# '83? Univega Alpina Uno..



## stan4bikes (May 24, 2006)

Anybody have any specs on these? I found '83 Alpina Sport specs but none for an Uno. I think it's an '83 but not sure, Red tigged frame, Black anodized Araya rims on Sunshine hubs, Diacompe cantis and levers, Suntour Power thumbies and Suntour derailers, Nitto chrome bullmoose bars. I'll post a pic when my camera batteries charge up.


----------



## J (Mar 25, 2004)

Please do. Its the first mtb I ever rode, and I've never seen a pic of one since. 

It doesnt have a stay that's been welded back does it?


----------



## grawbass (Aug 23, 2004)

I have an Alpina Uno, but mine is newer, like 88ish. Let me know if you want to know anything about it.


----------



## MendonCycleSmith (Feb 10, 2005)

Ooooo, those had the uber cool extra spokes as a chainstay protector. I always thought that was the height of cool, and no-one else did it, at least to my knowledge. We had one at the shop in smoked chrome, way cool!


----------



## ScottyMTB (Oct 26, 2005)

I have one of those. I took the parts off for a clunker. I think the frame is pink. I loved the ukai speed line rims. My came with the suntour thumbies as well.


----------



## stan4bikes (May 24, 2006)

*pics as promised..*

Here you go guys, it appears to be all original as far as I can tell. Pretty clean, I bought it for parts but may end up flipping it as I hate to strip nice original bikes :thumbsup: .

I'm still searching for a "spec" list to confirm the year and parts list, can anyone direct me somewhere? Not much info except Univega and Specialized were apparently two of the early mass production MTB pioneers.


----------



## grawbass (Aug 23, 2004)

Given information:
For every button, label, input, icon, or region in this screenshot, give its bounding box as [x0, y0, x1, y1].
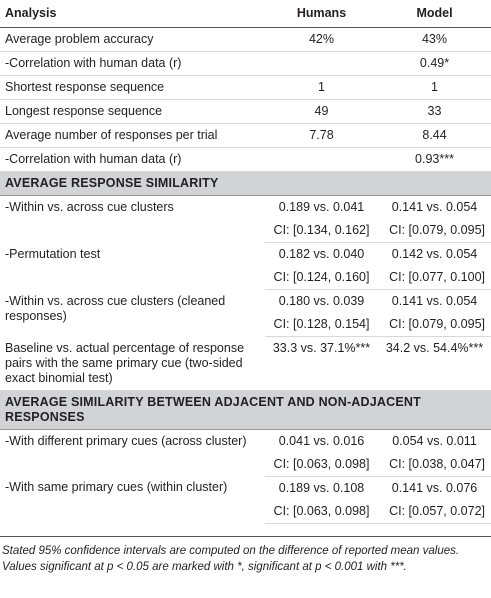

Stated exercise 1: Rewrite the paragraph in the Univega Alpina Uno thread that begins "Anybody have any specs on these?" as a short bulleted list, keeping its main facts.
Stated exercise 2: Name every distinct username that posts in the Univega Alpina Uno thread.
Stated exercise 3: Carry on the Univega Alpina Uno thread from the point where it stops.

Final answer 1:
- Looking for specs on a Univega Alpina Uno; found '83 Alpina Sport specs but none for an Uno
- Believed to be an '83, but not certain
- Red tigged frame
- Black anodized Araya rims on Sunshine hubs
- Diacompe cantis and levers
- Suntour Power thumbies and Suntour derailers
- Nitto chrome bullmoose bars
- A picture will be posted once the camera batteries charge

Final answer 2:
- stan4bikes
- J
- grawbass
- MendonCycleSmith
- ScottyMTB

Final answer 3:
MendonCycleSmith said:


> Ooooo, those had the uber cool extra spokes as a chainstay protector. I always thought that was the height of cool, and no-one else did it, at least to my knowledge. We had one at the shop in smoked chrome, way cool!


Mine is sort of a turquoise color, but the handlebar is smoked chrome. I liked the look of the bar so much that I pulled it off the Univega and put it on my 29er, which is what I ride mostly these days. :thumbsup:


----------



## Fred Smedley (Feb 28, 2006)

Do not know about the MTB's but a lot of the Univega road bikes were built by Miyata. If the serial # starts with M it is a Miyata built frame.


----------



## TobyNobody (Mar 17, 2004)

Fred Smedley said:


> Do not know about the MTB's but a lot of the Univega road bikes were built by Miyata. If the serial # starts with M it is a Miyata built frame.


I was going to say that the fork looks a lot like the fork on my wife's Miyata Sundance, from the similar time period, but the miyata is lugged/brazed construction... not TIG.


----------



## grawbass (Aug 23, 2004)

Fred Smedley said:


> Do not know about the MTB's but a lot of the Univega road bikes were built by Miyata. If the serial # starts with M it is a Miyata built frame.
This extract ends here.